Retype each entry below exactly as it stands.

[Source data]
====================
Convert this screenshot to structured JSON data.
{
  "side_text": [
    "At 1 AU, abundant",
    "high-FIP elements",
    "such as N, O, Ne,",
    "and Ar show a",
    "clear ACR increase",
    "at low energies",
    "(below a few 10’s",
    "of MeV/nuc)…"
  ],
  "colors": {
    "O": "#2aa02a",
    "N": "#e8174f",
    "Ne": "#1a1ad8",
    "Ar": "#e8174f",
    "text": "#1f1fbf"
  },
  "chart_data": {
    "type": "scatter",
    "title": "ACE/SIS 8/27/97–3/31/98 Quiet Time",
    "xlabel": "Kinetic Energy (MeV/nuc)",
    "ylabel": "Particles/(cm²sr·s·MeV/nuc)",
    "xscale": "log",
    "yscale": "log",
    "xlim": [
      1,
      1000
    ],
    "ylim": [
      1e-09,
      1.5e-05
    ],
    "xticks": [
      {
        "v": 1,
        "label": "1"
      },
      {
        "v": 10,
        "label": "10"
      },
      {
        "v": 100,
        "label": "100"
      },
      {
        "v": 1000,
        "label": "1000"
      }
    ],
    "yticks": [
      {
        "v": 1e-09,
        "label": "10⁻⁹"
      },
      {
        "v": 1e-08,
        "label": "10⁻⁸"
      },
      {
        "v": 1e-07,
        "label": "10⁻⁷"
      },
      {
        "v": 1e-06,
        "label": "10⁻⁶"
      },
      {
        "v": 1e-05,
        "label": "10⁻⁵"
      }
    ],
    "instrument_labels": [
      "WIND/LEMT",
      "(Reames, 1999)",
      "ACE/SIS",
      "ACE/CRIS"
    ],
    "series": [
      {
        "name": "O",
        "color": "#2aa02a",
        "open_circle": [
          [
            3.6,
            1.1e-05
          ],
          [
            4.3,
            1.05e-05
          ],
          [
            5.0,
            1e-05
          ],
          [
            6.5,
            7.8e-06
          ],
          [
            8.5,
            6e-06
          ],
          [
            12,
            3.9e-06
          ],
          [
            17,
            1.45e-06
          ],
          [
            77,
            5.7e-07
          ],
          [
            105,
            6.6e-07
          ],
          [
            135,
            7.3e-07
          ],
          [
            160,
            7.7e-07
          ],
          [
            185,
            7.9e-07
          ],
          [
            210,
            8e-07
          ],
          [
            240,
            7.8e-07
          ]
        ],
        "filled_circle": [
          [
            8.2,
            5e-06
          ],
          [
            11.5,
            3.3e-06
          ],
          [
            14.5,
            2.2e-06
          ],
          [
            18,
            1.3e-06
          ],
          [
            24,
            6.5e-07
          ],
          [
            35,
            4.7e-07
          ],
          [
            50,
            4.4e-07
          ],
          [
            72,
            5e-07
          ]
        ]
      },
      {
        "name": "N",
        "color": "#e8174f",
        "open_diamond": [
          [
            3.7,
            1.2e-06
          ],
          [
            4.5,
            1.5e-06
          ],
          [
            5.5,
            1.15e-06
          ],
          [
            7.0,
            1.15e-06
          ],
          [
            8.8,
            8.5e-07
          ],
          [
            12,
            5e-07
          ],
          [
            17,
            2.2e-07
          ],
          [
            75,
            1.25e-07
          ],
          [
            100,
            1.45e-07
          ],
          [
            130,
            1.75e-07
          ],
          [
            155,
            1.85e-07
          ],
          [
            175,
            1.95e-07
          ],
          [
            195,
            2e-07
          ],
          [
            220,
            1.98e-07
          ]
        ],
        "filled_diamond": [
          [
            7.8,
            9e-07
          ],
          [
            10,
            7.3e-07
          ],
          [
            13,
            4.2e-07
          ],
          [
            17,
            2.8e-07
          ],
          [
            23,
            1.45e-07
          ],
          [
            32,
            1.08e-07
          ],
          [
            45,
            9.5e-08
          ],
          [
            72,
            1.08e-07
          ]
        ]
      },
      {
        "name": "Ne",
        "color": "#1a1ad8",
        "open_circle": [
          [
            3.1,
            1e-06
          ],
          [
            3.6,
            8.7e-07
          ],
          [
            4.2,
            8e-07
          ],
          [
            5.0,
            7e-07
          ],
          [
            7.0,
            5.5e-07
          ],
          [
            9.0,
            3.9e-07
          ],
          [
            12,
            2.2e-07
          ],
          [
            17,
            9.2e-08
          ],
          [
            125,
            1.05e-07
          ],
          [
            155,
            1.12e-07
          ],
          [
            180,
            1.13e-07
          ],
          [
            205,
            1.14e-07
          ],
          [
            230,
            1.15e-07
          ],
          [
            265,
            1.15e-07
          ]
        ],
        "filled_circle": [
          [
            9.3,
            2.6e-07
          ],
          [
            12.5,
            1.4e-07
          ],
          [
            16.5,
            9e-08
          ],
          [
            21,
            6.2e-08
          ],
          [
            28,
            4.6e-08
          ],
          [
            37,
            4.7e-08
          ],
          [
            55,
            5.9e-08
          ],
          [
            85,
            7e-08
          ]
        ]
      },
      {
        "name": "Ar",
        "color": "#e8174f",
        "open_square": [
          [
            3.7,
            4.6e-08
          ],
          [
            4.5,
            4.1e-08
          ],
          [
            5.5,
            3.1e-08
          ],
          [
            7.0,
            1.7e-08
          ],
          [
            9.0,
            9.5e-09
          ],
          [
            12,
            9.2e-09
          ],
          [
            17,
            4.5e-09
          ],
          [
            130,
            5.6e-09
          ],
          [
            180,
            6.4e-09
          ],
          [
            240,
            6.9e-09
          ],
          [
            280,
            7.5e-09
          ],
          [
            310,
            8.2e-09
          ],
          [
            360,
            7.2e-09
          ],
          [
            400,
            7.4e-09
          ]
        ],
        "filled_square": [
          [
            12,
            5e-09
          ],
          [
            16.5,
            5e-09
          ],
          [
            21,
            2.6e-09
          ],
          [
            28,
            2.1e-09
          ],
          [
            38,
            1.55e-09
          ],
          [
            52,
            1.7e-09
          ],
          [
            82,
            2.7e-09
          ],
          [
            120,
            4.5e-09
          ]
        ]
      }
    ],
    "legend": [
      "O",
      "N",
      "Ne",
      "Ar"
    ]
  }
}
====================
- [Result for this task]:
Convert this screenshot to structured JSON data.
{
  "side_text": [
    "At 1 AU, abundant",
    "high-FIP elements",
    "such as N, O, Ne,",
    "and Ar show a",
    "clear ACR increase",
    "at low energies",
    "(below a few 10’s",
    "of MeV/nuc)…"
  ],
  "colors": {
    "O": "#2aa02a",
    "N": "#e8174f",
    "Ne": "#1a1ad8",
    "Ar": "#e8174f",
    "text": "#1f1fbf"
  },
  "chart_data": {
    "type": "scatter",
    "title": "ACE/SIS 8/27/97–3/31/98 Quiet Time",
    "xlabel": "Kinetic Energy (MeV/nuc)",
    "ylabel": "Particles/(cm²sr·s·MeV/nuc)",
    "xscale": "log",
    "yscale": "log",
    "xlim": [
      1,
      1000
    ],
    "ylim": [
      1e-09,
      1.5e-05
    ],
    "xticks": [
      {
        "v": 1,
        "label": "1"
      },
      {
        "v": 10,
        "label": "10"
      },
      {
        "v": 100,
        "label": "100"
      },
      {
        "v": 1000,
        "label": "1000"
      }
    ],
    "yticks": [
      {
        "v": 1e-09,
        "label": "10⁻⁹"
      },
      {
        "v": 1e-08,
        "label": "10⁻⁸"
      },
      {
        "v": 1e-07,
        "label": "10⁻⁷"
      },
      {
        "v": 1e-06,
        "label": "10⁻⁶"
      },
      {
        "v": 1e-05,
        "label": "10⁻⁵"
      }
    ],
    "instrument_labels": [
      "WIND/LEMT",
      "(Reames, 1999)",
      "ACE/SIS",
      "ACE/CRIS"
    ],
    "series": [
      {
        "name": "O",
        "color": "#2aa02a",
        "open_circle": [
          [
            3.6,
            1.1e-05
          ],
          [
            4.3,
            1.05e-05
          ],
          [
            5.0,
            1e-05
          ],
          [
            6.5,
            7.8e-06
          ],
          [
            8.5,
            6e-06
          ],
          [
            12,
            3.9e-06
          ],
          [
            17,
            1.45e-06
          ],
          [
            77,
            5.7e-07
          ],
          [
            105,
            6.6e-07
          ],
          [
            135,
            7.3e-07
          ],
          [
            160,
            7.7e-07
          ],
          [
            185,
            7.9e-07
          ],
          [
            210,
            8e-07
          ],
          [
            240,
            7.8e-07
          ]
        ],
        "filled_circle": [
          [
            8.2,
            5e-06
          ],
          [
            11.5,
            3.3e-06
          ],
          [
            14.5,
            2.2e-06
          ],
          [
            18,
            1.3e-06
          ],
          [
            24,
            6.5e-07
          ],
          [
            35,
            4.7e-07
          ],
          [
            50,
            4.4e-07
          ],
          [
            72,
            5e-07
          ]
        ]
      },
      {
        "name": "N",
        "color": "#e8174f",
        "open_diamond": [
          [
            3.7,
            1.2e-06
          ],
          [
            4.5,
            1.5e-06
          ],
          [
            5.5,
            1.15e-06
          ],
          [
            7.0,
            1.15e-06
          ],
          [
            8.8,
            8.5e-07
          ],
          [
            12,
            5e-07
          ],
          [
            17,
            2.2e-07
          ],
          [
            75,
            1.25e-07
          ],
          [
            100,
            1.45e-07
          ],
          [
            130,
            1.75e-07
          ],
          [
            155,
            1.85e-07
          ],
          [
            175,
            1.95e-07
          ],
          [
            195,
            2e-07
          ],
          [
            220,
            1.98e-07
          ]
        ],
        "filled_diamond": [
          [
            7.8,
            9e-07
          ],
          [
            10,
            7.3e-07
          ],
          [
            13,
            4.2e-07
          ],
          [
            17,
            2.8e-07
          ],
          [
            23,
            1.45e-07
          ],
          [
            32,
            1.08e-07
          ],
          [
            45,
            9.5e-08
          ],
          [
            72,
            1.08e-07
          ]
        ]
      },
      {
        "name": "Ne",
        "color": "#1a1ad8",
        "open_circle": [
          [
            3.1,
            1e-06
          ],
          [
            3.6,
            8.7e-07
          ],
          [
            4.2,
            8e-07
          ],
          [
            5.0,
            7e-07
          ],
          [
            7.0,
            5.5e-07
          ],
          [
            9.0,
            3.9e-07
          ],
          [
            12,
            2.2e-07
          ],
          [
            17,
            9.2e-08
          ],
          [
            125,
            1.05e-07
          ],
          [
            155,
            1.12e-07
          ],
          [
            180,
            1.13e-07
          ],
          [
            205,
            1.14e-07
          ],
          [
            230,
            1.15e-07
          ],
          [
            265,
            1.15e-07
          ]
        ],
        "filled_circle": [
          [
            9.3,
            2.6e-07
          ],
          [
            12.5,
            1.4e-07
          ],
          [
            16.5,
            9e-08
          ],
          [
            21,
            6.2e-08
          ],
          [
            28,
            4.6e-08
          ],
          [
            37,
            4.7e-08
          ],
          [
            55,
            5.9e-08
          ],
          [
            85,
            7e-08
          ]
        ]
      },
      {
        "name": "Ar",
        "color": "#e8174f",
        "open_square": [
          [
            3.7,
            4.6e-08
          ],
          [
            4.5,
            4.1e-08
          ],
          [
            5.5,
            3.1e-08
          ],
          [
            7.0,
            1.7e-08
          ],
          [
            9.0,
            9.5e-09
          ],
          [
            12,
            9.2e-09
          ],
          [
            17,
            4.5e-09
          ],
          [
            130,
            5.6e-09
          ],
          [
            180,
            6.4e-09
          ],
          [
            240,
            6.9e-09
          ],
          [
            280,
            7.5e-09
          ],
          [
            310,
            8.2e-09
          ],
          [
            360,
            7.2e-09
          ],
          [
            400,
            7.4e-09
          ]
        ],
        "filled_square": [
          [
            12,
            5e-09
          ],
          [
            16.5,
            5e-09
          ],
          [
            21,
            2.6e-09
          ],
          [
            28,
            2.1e-09
          ],
          [
            38,
            1.55e-09
          ],
          [
            52,
            1.7e-09
          ],
          [
            82,
            2.7e-09
          ],
          [
            120,
            4.5e-09
          ]
        ]
      }
    ],
    "legend": [
      "O",
      "N",
      "Ne",
      "Ar"
    ]
  }
}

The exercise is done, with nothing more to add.